_TASK ITEM:_
Lines of the records that hold the word "flying" are to be counted; give the number and nothing more.

** SUPPLIED RECORDS follows **

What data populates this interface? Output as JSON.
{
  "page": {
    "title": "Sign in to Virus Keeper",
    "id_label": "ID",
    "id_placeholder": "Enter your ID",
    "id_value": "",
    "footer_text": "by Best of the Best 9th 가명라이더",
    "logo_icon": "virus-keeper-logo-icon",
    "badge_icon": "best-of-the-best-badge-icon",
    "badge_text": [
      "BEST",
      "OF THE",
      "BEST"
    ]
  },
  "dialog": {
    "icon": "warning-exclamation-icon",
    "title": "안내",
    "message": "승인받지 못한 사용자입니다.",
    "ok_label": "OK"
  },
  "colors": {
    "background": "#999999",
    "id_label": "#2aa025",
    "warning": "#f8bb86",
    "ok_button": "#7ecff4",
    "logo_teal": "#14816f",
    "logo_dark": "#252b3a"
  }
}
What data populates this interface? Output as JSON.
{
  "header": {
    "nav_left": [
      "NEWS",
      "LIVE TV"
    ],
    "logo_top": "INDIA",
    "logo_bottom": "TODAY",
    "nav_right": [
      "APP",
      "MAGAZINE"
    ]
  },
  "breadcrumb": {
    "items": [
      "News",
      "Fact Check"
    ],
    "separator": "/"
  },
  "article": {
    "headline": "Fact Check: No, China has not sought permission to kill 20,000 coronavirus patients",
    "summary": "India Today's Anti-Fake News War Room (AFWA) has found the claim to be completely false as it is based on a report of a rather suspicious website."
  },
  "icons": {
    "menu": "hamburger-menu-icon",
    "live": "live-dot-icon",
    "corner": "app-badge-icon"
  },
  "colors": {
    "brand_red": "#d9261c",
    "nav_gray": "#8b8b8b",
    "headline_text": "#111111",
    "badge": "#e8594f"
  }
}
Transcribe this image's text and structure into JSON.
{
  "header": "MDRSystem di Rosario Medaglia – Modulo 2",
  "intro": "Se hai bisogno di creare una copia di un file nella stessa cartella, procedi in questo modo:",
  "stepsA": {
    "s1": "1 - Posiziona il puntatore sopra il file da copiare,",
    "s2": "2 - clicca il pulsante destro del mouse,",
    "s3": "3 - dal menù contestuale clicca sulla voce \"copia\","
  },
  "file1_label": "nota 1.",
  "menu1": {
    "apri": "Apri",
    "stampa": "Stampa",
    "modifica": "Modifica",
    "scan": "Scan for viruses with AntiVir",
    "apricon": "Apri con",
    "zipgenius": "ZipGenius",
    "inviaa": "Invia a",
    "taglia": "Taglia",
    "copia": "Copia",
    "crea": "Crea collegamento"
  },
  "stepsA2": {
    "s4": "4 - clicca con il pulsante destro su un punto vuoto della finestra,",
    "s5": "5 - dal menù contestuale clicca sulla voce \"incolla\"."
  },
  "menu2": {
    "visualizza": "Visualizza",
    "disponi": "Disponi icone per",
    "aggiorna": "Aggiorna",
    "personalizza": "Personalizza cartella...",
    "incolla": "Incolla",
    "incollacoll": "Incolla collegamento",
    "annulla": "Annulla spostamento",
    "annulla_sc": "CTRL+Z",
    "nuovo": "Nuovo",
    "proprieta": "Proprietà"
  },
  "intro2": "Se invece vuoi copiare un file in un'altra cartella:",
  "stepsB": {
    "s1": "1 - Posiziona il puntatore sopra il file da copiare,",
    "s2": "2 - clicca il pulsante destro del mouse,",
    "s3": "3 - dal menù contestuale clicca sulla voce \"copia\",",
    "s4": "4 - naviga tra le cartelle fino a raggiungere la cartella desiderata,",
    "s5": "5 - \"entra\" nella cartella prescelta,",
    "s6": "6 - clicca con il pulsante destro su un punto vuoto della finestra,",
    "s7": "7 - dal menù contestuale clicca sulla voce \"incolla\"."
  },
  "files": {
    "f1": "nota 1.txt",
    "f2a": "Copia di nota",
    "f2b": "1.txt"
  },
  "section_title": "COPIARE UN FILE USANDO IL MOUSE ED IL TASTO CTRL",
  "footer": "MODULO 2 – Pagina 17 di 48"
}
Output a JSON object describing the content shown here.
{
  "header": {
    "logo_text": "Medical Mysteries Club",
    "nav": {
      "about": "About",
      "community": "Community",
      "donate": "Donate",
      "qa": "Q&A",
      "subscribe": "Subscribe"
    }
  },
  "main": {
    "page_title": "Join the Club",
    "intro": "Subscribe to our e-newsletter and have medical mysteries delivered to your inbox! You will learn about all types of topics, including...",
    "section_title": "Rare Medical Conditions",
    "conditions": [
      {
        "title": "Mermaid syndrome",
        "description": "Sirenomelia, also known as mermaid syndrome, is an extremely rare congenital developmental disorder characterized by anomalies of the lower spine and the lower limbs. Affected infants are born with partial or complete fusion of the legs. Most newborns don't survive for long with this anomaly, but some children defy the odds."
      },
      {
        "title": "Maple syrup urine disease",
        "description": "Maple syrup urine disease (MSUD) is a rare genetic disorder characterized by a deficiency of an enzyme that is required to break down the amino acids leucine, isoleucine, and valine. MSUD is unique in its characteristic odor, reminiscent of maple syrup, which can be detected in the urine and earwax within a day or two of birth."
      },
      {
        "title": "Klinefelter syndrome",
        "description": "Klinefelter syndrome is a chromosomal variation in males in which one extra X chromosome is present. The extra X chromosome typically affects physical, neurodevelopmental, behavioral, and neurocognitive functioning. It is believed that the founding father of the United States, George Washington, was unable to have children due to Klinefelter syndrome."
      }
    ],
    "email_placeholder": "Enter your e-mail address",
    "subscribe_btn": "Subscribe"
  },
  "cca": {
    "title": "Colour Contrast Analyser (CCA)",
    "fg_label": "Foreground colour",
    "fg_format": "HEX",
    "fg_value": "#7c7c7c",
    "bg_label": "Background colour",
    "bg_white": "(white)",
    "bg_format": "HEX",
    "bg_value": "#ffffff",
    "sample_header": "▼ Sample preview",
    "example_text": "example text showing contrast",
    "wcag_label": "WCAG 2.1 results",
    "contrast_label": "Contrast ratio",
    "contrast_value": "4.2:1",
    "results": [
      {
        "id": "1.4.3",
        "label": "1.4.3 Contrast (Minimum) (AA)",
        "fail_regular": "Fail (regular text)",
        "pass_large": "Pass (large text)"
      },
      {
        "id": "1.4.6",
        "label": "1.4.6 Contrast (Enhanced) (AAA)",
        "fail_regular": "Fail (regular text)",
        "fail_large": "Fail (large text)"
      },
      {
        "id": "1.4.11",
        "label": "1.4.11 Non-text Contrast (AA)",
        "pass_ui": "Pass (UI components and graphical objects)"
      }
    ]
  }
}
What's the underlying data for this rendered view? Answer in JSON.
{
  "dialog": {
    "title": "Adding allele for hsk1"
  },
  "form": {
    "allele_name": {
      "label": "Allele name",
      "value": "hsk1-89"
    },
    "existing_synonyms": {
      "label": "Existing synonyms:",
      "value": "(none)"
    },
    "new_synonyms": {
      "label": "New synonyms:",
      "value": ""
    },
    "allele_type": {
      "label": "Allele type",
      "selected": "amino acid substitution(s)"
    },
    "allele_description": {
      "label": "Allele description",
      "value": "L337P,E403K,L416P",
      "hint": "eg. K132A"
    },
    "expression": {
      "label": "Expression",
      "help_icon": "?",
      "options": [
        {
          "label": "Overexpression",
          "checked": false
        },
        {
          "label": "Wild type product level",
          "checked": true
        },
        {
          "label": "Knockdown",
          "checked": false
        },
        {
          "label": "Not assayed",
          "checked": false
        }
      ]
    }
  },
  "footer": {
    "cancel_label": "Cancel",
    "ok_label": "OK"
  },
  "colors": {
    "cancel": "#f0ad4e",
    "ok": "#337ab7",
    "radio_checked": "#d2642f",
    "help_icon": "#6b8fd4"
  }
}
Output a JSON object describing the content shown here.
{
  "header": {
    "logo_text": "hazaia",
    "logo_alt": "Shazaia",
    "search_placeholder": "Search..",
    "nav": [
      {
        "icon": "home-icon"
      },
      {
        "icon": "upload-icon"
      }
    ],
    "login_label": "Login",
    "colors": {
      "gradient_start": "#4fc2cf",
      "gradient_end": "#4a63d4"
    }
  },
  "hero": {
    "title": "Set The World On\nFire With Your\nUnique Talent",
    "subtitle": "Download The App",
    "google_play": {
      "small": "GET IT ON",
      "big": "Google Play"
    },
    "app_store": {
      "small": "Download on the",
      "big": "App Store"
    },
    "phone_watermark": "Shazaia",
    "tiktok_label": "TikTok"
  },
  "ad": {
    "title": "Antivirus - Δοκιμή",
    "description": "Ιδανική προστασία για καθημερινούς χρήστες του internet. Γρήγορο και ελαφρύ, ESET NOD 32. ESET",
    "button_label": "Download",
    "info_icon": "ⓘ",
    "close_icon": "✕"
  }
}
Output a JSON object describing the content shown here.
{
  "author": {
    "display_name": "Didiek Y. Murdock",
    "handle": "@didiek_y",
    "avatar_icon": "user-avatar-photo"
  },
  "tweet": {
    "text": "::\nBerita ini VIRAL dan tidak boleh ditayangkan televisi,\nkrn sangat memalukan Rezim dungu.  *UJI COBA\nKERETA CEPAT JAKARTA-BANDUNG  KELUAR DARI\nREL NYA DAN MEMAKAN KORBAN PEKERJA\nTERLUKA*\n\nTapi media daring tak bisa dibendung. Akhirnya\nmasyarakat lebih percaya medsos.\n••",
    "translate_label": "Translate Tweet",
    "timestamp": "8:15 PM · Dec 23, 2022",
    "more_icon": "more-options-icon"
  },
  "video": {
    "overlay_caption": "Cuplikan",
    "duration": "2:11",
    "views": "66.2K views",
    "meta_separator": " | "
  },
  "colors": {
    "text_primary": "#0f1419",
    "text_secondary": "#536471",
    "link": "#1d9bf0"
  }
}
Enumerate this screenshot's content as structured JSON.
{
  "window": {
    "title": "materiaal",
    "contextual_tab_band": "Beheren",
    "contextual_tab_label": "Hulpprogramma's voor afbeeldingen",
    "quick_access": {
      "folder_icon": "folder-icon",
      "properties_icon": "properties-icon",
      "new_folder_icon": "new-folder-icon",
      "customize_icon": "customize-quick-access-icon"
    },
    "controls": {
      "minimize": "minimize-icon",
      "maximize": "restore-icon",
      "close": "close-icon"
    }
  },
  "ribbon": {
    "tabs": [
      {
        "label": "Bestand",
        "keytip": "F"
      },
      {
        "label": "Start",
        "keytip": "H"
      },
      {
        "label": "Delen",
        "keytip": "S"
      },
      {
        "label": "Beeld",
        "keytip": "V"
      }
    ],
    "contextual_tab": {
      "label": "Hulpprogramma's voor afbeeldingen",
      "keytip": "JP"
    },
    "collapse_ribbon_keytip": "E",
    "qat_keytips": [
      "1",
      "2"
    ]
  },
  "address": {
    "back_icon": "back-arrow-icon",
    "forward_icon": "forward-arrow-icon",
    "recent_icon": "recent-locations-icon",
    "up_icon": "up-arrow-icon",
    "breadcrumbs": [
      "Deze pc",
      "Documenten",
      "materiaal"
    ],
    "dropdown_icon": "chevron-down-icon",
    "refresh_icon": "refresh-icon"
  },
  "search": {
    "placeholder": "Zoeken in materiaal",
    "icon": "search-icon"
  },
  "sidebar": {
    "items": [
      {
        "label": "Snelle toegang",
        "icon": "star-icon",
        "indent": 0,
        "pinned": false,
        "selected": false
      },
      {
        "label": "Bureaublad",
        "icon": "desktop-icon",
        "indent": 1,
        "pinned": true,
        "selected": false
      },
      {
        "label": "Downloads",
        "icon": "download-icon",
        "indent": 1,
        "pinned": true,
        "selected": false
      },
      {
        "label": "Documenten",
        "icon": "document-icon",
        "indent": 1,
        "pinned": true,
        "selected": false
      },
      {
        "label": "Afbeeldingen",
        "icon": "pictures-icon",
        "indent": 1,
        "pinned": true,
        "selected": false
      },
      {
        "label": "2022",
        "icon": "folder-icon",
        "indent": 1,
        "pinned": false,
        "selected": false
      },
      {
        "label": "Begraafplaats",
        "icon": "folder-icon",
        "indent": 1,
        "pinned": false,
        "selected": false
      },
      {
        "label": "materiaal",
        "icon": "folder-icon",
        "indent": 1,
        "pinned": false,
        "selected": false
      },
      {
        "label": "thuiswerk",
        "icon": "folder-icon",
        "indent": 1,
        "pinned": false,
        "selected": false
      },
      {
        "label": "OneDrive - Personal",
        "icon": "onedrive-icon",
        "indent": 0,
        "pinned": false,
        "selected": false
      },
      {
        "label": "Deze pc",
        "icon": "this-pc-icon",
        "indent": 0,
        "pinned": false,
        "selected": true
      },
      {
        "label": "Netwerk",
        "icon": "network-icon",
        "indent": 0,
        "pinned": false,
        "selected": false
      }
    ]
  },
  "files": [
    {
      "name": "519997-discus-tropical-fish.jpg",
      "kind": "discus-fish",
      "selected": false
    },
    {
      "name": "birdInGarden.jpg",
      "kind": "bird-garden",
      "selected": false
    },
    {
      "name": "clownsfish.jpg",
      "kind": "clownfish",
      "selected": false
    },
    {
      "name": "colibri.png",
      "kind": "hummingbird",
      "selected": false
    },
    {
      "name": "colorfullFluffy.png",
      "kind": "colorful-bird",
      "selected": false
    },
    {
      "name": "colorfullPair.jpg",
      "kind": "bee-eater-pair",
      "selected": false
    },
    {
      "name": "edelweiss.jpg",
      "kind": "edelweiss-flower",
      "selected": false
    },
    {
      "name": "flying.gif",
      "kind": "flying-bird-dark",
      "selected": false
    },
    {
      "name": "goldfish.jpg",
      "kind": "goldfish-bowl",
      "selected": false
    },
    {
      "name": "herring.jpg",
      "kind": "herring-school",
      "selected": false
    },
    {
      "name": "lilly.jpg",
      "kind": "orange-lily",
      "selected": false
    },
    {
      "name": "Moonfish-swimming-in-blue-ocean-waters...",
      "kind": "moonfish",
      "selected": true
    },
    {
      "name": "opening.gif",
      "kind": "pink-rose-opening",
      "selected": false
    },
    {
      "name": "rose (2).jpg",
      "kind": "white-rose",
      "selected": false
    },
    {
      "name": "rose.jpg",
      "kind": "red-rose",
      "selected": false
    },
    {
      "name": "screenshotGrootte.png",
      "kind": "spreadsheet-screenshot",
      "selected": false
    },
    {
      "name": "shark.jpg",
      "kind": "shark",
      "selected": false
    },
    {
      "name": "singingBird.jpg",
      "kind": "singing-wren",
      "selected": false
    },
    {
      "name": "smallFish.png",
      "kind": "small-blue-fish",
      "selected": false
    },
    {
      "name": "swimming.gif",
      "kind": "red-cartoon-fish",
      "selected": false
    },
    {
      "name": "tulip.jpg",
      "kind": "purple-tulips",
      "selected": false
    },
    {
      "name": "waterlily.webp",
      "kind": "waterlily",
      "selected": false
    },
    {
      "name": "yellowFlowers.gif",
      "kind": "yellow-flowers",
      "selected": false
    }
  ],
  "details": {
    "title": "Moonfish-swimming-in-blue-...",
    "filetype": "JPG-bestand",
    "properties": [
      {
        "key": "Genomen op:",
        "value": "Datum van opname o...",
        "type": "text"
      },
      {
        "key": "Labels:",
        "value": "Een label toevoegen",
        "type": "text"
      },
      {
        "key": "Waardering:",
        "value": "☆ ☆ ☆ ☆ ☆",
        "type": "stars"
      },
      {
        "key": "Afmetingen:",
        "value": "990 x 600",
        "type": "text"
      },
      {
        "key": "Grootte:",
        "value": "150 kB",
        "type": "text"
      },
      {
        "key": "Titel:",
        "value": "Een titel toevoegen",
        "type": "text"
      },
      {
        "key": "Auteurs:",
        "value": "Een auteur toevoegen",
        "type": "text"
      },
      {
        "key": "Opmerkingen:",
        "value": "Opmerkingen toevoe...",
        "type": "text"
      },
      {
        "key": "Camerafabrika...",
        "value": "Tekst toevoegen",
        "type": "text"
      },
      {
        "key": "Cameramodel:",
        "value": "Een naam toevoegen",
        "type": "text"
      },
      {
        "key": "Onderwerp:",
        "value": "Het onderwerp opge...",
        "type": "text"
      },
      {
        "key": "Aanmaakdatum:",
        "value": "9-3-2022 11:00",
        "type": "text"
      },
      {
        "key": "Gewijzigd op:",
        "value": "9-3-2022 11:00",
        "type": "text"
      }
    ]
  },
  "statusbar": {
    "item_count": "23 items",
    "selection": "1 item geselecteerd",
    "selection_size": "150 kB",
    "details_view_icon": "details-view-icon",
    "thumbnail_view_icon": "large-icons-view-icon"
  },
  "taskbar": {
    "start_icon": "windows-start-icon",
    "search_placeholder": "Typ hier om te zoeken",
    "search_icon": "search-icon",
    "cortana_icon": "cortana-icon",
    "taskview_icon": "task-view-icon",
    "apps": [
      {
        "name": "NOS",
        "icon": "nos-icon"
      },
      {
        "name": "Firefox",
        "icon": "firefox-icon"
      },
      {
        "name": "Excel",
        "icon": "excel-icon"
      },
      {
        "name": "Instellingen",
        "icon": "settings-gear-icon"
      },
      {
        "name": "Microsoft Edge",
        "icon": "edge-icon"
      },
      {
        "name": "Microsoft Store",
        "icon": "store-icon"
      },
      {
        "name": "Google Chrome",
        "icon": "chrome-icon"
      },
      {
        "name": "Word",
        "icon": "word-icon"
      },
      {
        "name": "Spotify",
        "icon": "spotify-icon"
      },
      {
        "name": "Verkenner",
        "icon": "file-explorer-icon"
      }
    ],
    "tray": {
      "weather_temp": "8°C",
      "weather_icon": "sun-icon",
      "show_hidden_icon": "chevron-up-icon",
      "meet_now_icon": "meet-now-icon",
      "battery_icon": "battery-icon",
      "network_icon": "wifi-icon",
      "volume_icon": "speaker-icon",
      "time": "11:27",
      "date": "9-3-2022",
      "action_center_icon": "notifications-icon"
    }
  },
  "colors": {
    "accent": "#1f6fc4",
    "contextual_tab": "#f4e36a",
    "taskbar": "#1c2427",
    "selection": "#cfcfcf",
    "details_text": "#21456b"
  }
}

** End of SUPPLIED RECORDS **

_PROBLEM SOLUTION:_
2